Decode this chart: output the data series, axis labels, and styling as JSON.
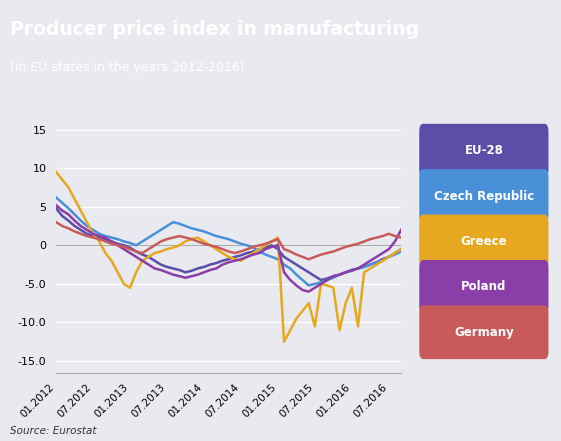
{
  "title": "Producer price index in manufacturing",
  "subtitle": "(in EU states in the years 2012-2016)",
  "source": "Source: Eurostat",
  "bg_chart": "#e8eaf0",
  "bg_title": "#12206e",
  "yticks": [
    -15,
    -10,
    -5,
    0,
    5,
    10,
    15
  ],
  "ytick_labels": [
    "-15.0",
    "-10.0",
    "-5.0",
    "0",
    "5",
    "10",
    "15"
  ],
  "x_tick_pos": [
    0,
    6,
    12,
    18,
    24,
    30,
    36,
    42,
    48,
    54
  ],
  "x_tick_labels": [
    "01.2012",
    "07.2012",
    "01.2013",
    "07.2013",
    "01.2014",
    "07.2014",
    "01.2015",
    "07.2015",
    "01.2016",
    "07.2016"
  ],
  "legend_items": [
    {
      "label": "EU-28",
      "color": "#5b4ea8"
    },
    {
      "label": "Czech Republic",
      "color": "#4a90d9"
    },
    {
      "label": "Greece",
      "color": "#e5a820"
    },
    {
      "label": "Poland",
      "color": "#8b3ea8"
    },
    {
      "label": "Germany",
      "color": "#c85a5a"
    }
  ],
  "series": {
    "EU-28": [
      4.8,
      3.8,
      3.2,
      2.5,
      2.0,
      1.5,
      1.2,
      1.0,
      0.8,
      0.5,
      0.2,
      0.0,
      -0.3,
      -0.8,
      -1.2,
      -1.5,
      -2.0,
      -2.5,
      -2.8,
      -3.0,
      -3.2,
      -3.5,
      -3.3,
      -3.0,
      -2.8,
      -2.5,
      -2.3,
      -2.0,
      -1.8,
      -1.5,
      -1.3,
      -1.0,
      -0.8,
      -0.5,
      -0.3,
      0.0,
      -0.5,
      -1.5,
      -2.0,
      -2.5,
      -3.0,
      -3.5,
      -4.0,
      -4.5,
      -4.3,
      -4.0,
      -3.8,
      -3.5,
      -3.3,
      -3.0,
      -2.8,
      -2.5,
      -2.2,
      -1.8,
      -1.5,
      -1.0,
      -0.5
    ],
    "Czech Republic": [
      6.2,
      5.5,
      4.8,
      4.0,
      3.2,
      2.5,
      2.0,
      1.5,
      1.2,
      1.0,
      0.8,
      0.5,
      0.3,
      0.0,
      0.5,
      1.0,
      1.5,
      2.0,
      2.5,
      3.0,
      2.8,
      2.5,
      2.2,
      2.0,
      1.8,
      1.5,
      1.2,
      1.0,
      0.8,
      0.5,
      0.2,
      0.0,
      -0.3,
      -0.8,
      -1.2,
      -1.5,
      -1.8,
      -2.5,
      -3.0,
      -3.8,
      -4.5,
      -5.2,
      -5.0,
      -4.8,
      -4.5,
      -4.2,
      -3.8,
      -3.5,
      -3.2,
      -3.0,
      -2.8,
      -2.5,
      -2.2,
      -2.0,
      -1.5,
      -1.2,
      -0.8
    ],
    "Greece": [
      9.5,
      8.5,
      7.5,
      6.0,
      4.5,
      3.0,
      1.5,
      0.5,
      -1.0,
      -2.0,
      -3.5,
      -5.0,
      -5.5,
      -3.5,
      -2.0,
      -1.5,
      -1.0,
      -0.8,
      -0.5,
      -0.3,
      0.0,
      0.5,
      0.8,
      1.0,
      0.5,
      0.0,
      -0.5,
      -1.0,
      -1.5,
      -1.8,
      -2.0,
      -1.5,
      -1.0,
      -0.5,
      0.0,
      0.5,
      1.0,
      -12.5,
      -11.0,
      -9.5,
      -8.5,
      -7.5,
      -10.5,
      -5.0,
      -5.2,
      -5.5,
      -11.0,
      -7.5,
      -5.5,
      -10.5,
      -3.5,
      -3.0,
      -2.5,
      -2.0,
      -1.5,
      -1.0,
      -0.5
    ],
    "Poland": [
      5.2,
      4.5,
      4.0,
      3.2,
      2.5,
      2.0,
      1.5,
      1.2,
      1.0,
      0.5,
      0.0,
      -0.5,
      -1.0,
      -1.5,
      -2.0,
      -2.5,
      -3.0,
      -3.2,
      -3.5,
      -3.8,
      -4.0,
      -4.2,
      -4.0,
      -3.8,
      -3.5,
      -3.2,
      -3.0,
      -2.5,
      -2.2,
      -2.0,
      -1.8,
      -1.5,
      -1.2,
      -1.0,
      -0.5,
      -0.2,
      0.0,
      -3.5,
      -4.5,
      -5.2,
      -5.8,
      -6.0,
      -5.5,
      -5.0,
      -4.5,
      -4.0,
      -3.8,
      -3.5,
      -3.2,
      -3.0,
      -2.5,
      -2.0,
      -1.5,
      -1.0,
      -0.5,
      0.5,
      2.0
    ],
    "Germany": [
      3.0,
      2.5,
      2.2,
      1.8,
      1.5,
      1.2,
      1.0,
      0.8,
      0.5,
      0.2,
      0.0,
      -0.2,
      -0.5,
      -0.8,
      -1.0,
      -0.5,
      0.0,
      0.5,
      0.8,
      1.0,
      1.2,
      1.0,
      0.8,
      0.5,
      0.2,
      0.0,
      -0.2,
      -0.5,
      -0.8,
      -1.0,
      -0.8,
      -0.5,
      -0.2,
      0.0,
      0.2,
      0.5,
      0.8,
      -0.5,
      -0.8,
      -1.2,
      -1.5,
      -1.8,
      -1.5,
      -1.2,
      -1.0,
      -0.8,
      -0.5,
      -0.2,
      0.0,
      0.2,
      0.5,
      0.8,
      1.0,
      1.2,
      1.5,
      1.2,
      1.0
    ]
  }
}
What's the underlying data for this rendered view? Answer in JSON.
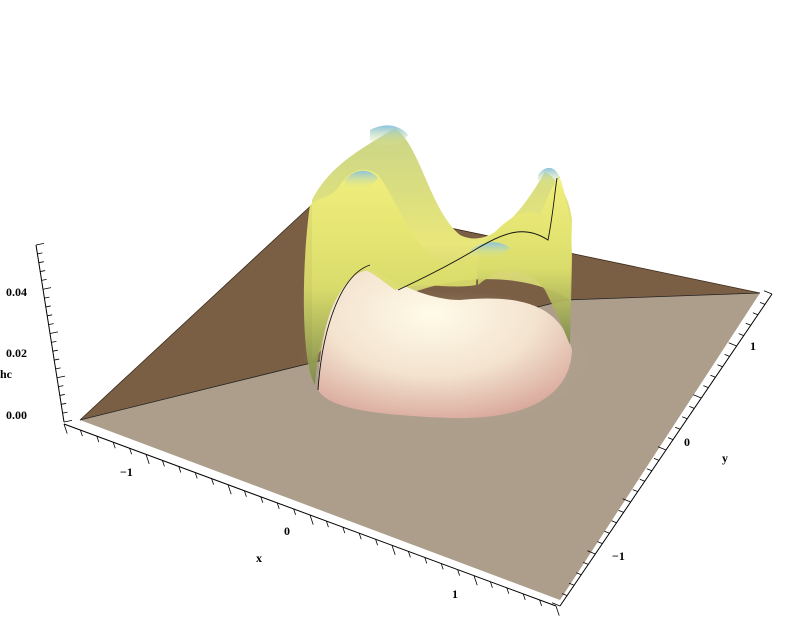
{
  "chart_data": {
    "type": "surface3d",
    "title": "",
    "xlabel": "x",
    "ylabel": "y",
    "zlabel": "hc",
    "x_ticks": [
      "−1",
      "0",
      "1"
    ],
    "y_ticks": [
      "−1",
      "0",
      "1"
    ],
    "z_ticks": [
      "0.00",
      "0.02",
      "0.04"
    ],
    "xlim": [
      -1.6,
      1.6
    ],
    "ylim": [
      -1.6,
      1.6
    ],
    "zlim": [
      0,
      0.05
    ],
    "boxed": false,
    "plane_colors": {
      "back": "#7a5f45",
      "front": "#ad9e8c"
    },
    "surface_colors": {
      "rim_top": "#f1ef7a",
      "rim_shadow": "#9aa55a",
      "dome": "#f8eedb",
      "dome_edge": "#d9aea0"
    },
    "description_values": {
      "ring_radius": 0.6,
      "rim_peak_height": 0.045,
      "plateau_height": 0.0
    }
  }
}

## WORK INSTRUCTIONS
Keep the pictures out of your copy, and repeat every entry above exactly.

## COMPLETED TASK
Decode this chart: output the data series, axis labels, and styling as JSON.
{
  "title": "Producer price index in manufacturing",
  "subtitle": "(in EU states in the years 2012-2016)",
  "source": "Source: Eurostat",
  "bg_chart": "#e8eaf0",
  "bg_title": "#12206e",
  "yticks": [
    -15,
    -10,
    -5,
    0,
    5,
    10,
    15
  ],
  "ytick_labels": [
    "-15.0",
    "-10.0",
    "-5.0",
    "0",
    "5",
    "10",
    "15"
  ],
  "x_tick_pos": [
    0,
    6,
    12,
    18,
    24,
    30,
    36,
    42,
    48,
    54
  ],
  "x_tick_labels": [
    "01.2012",
    "07.2012",
    "01.2013",
    "07.2013",
    "01.2014",
    "07.2014",
    "01.2015",
    "07.2015",
    "01.2016",
    "07.2016"
  ],
  "legend_items": [
    {
      "label": "EU-28",
      "color": "#5b4ea8"
    },
    {
      "label": "Czech Republic",
      "color": "#4a90d9"
    },
    {
      "label": "Greece",
      "color": "#e5a820"
    },
    {
      "label": "Poland",
      "color": "#8b3ea8"
    },
    {
      "label": "Germany",
      "color": "#c85a5a"
    }
  ],
  "series": {
    "EU-28": [
      4.8,
      3.8,
      3.2,
      2.5,
      2.0,
      1.5,
      1.2,
      1.0,
      0.8,
      0.5,
      0.2,
      0.0,
      -0.3,
      -0.8,
      -1.2,
      -1.5,
      -2.0,
      -2.5,
      -2.8,
      -3.0,
      -3.2,
      -3.5,
      -3.3,
      -3.0,
      -2.8,
      -2.5,
      -2.3,
      -2.0,
      -1.8,
      -1.5,
      -1.3,
      -1.0,
      -0.8,
      -0.5,
      -0.3,
      0.0,
      -0.5,
      -1.5,
      -2.0,
      -2.5,
      -3.0,
      -3.5,
      -4.0,
      -4.5,
      -4.3,
      -4.0,
      -3.8,
      -3.5,
      -3.3,
      -3.0,
      -2.8,
      -2.5,
      -2.2,
      -1.8,
      -1.5,
      -1.0,
      -0.5
    ],
    "Czech Republic": [
      6.2,
      5.5,
      4.8,
      4.0,
      3.2,
      2.5,
      2.0,
      1.5,
      1.2,
      1.0,
      0.8,
      0.5,
      0.3,
      0.0,
      0.5,
      1.0,
      1.5,
      2.0,
      2.5,
      3.0,
      2.8,
      2.5,
      2.2,
      2.0,
      1.8,
      1.5,
      1.2,
      1.0,
      0.8,
      0.5,
      0.2,
      0.0,
      -0.3,
      -0.8,
      -1.2,
      -1.5,
      -1.8,
      -2.5,
      -3.0,
      -3.8,
      -4.5,
      -5.2,
      -5.0,
      -4.8,
      -4.5,
      -4.2,
      -3.8,
      -3.5,
      -3.2,
      -3.0,
      -2.8,
      -2.5,
      -2.2,
      -2.0,
      -1.5,
      -1.2,
      -0.8
    ],
    "Greece": [
      9.5,
      8.5,
      7.5,
      6.0,
      4.5,
      3.0,
      1.5,
      0.5,
      -1.0,
      -2.0,
      -3.5,
      -5.0,
      -5.5,
      -3.5,
      -2.0,
      -1.5,
      -1.0,
      -0.8,
      -0.5,
      -0.3,
      0.0,
      0.5,
      0.8,
      1.0,
      0.5,
      0.0,
      -0.5,
      -1.0,
      -1.5,
      -1.8,
      -2.0,
      -1.5,
      -1.0,
      -0.5,
      0.0,
      0.5,
      1.0,
      -12.5,
      -11.0,
      -9.5,
      -8.5,
      -7.5,
      -10.5,
      -5.0,
      -5.2,
      -5.5,
      -11.0,
      -7.5,
      -5.5,
      -10.5,
      -3.5,
      -3.0,
      -2.5,
      -2.0,
      -1.5,
      -1.0,
      -0.5
    ],
    "Poland": [
      5.2,
      4.5,
      4.0,
      3.2,
      2.5,
      2.0,
      1.5,
      1.2,
      1.0,
      0.5,
      0.0,
      -0.5,
      -1.0,
      -1.5,
      -2.0,
      -2.5,
      -3.0,
      -3.2,
      -3.5,
      -3.8,
      -4.0,
      -4.2,
      -4.0,
      -3.8,
      -3.5,
      -3.2,
      -3.0,
      -2.5,
      -2.2,
      -2.0,
      -1.8,
      -1.5,
      -1.2,
      -1.0,
      -0.5,
      -0.2,
      0.0,
      -3.5,
      -4.5,
      -5.2,
      -5.8,
      -6.0,
      -5.5,
      -5.0,
      -4.5,
      -4.0,
      -3.8,
      -3.5,
      -3.2,
      -3.0,
      -2.5,
      -2.0,
      -1.5,
      -1.0,
      -0.5,
      0.5,
      2.0
    ],
    "Germany": [
      3.0,
      2.5,
      2.2,
      1.8,
      1.5,
      1.2,
      1.0,
      0.8,
      0.5,
      0.2,
      0.0,
      -0.2,
      -0.5,
      -0.8,
      -1.0,
      -0.5,
      0.0,
      0.5,
      0.8,
      1.0,
      1.2,
      1.0,
      0.8,
      0.5,
      0.2,
      0.0,
      -0.2,
      -0.5,
      -0.8,
      -1.0,
      -0.8,
      -0.5,
      -0.2,
      0.0,
      0.2,
      0.5,
      0.8,
      -0.5,
      -0.8,
      -1.2,
      -1.5,
      -1.8,
      -1.5,
      -1.2,
      -1.0,
      -0.8,
      -0.5,
      -0.2,
      0.0,
      0.2,
      0.5,
      0.8,
      1.0,
      1.2,
      1.5,
      1.2,
      1.0
    ]
  }
}
What's the underlying data for this rendered view? Answer in JSON.
{
  "chart_data": {
    "type": "surface3d",
    "title": "",
    "xlabel": "x",
    "ylabel": "y",
    "zlabel": "hc",
    "x_ticks": [
      "−1",
      "0",
      "1"
    ],
    "y_ticks": [
      "−1",
      "0",
      "1"
    ],
    "z_ticks": [
      "0.00",
      "0.02",
      "0.04"
    ],
    "xlim": [
      -1.6,
      1.6
    ],
    "ylim": [
      -1.6,
      1.6
    ],
    "zlim": [
      0,
      0.05
    ],
    "boxed": false,
    "plane_colors": {
      "back": "#7a5f45",
      "front": "#ad9e8c"
    },
    "surface_colors": {
      "rim_top": "#f1ef7a",
      "rim_shadow": "#9aa55a",
      "dome": "#f8eedb",
      "dome_edge": "#d9aea0"
    },
    "description_values": {
      "ring_radius": 0.6,
      "rim_peak_height": 0.045,
      "plateau_height": 0.0
    }
  }
}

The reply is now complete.